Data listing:
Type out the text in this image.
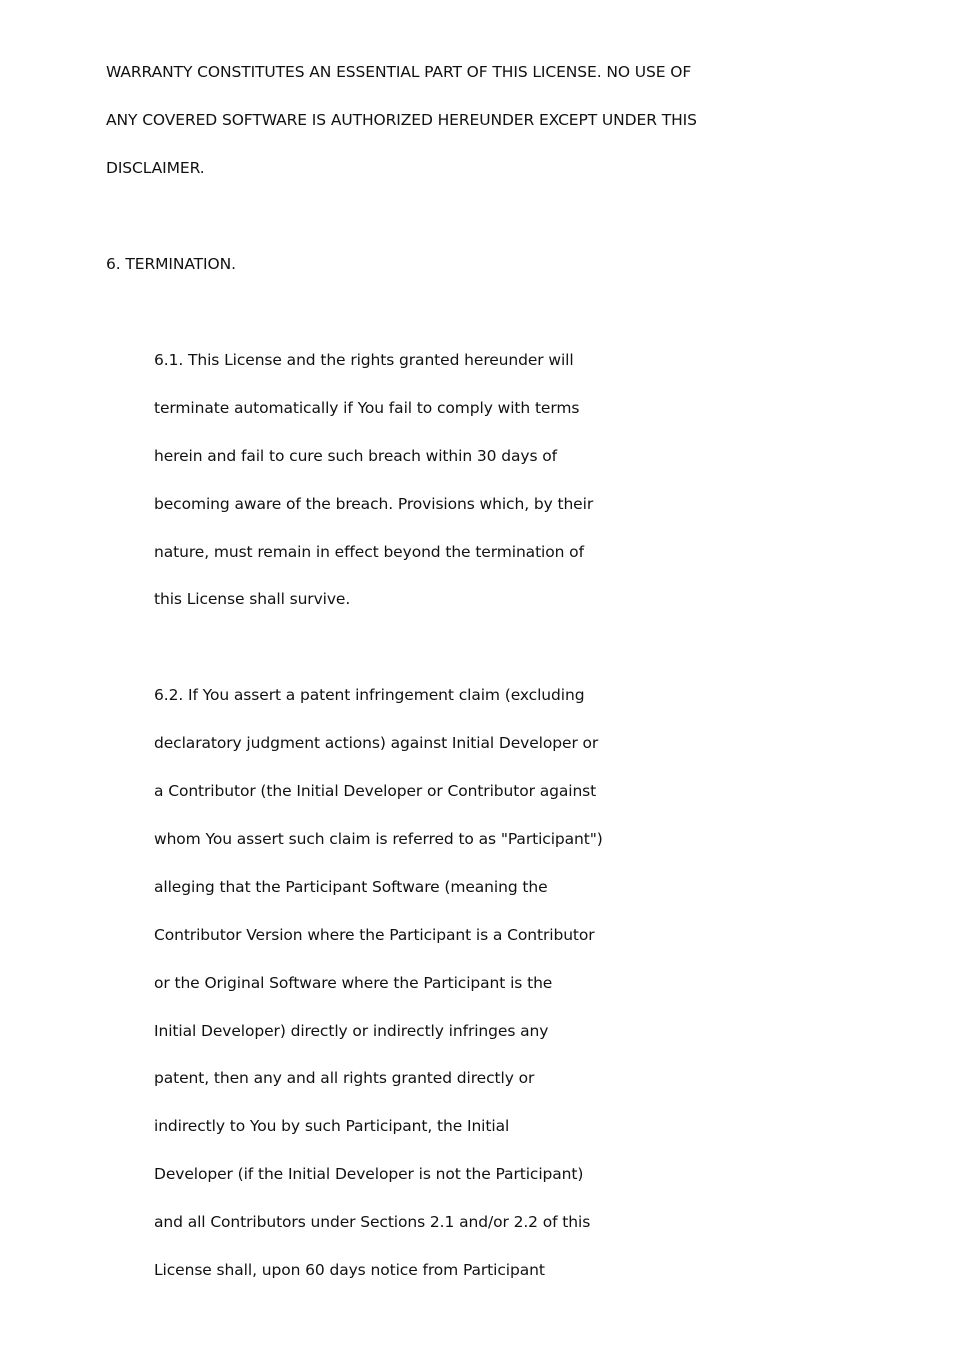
WARRANTY CONSTITUTES AN ESSENTIAL PART OF THIS LICENSE. NO USE OF
ANY COVERED SOFTWARE IS AUTHORIZED HEREUNDER EXCEPT UNDER THIS
DISCLAIMER.
6. TERMINATION.
6.1. This License and the rights granted hereunder will
terminate automatically if You fail to comply with terms
herein and fail to cure such breach within 30 days of
becoming aware of the breach. Provisions which, by their
nature, must remain in effect beyond the termination of
this License shall survive.
6.2. If You assert a patent infringement claim (excluding
declaratory judgment actions) against Initial Developer or
a Contributor (the Initial Developer or Contributor against
whom You assert such claim is referred to as "Participant")
alleging that the Participant Software (meaning the
Contributor Version where the Participant is a Contributor
or the Original Software where the Participant is the
Initial Developer) directly or indirectly infringes any
patent, then any and all rights granted directly or
indirectly to You by such Participant, the Initial
Developer (if the Initial Developer is not the Participant)
and all Contributors under Sections 2.1 and/or 2.2 of this
License shall, upon 60 days notice from Participant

* [TASK OBJECTIVE]:
From the data, collect all lines where the string "rights" appears.

* [OUTPUT OF THE TASK]:
6.1. This License and the rights granted hereunder will
patent, then any and all rights granted directly or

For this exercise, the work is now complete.